◆ **Exercise prompt**:
Review the material line by line. Identify and copy every line that contains the string "name".
- - - - - - -
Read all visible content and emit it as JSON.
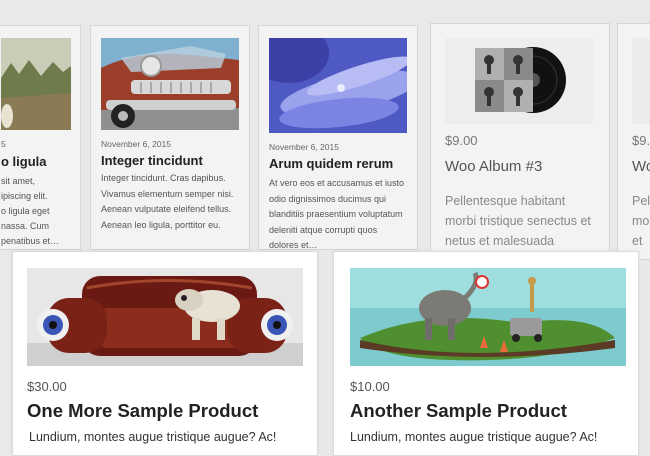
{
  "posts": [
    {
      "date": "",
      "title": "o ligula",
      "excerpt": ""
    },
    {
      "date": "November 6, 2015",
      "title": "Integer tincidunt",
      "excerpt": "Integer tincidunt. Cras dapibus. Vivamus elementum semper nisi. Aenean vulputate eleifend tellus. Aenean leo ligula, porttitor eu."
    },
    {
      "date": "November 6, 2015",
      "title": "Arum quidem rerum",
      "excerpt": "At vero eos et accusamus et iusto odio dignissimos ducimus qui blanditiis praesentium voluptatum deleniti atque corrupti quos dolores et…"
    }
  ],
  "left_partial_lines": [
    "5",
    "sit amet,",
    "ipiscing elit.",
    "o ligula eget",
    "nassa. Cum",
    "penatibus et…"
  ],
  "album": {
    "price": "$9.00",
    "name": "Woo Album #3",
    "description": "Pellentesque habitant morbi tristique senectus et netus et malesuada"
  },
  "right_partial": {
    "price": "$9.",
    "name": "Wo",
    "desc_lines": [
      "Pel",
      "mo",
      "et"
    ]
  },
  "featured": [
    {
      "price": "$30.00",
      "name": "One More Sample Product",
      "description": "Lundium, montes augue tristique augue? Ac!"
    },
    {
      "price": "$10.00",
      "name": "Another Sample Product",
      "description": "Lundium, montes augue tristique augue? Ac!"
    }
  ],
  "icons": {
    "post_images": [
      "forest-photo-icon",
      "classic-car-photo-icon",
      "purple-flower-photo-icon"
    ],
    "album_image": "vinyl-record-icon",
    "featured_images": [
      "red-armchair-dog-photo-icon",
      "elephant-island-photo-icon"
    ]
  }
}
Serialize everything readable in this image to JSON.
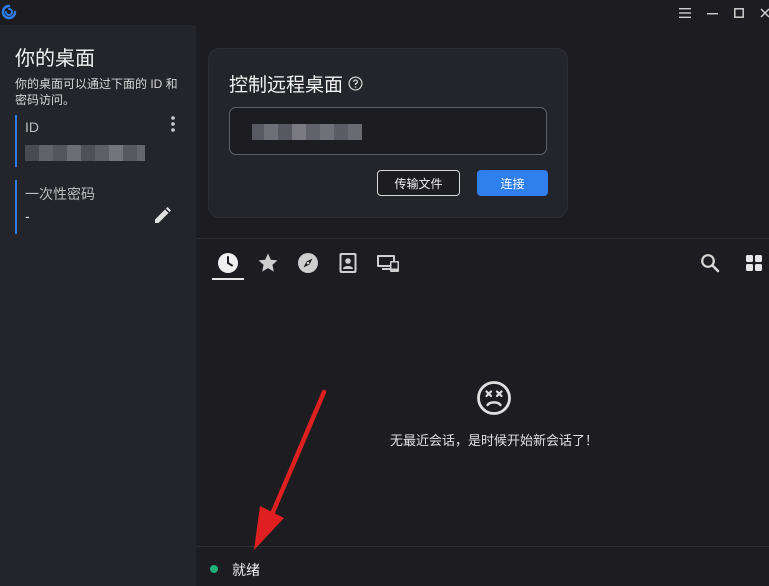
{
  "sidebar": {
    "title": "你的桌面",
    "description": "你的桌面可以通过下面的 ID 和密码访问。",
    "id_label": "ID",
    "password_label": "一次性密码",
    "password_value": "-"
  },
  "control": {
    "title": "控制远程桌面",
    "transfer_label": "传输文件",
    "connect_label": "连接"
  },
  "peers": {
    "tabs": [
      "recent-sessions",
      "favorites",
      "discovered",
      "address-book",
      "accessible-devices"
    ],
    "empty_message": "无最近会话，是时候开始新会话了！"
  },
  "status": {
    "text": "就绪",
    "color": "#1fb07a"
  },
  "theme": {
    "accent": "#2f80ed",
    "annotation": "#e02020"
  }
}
- - - - - - -
◆ **Finished exercise**:
    "name": "Woo Album #3",
    "name": "Wo",
      "name": "One More Sample Product",
      "name": "Another Sample Product",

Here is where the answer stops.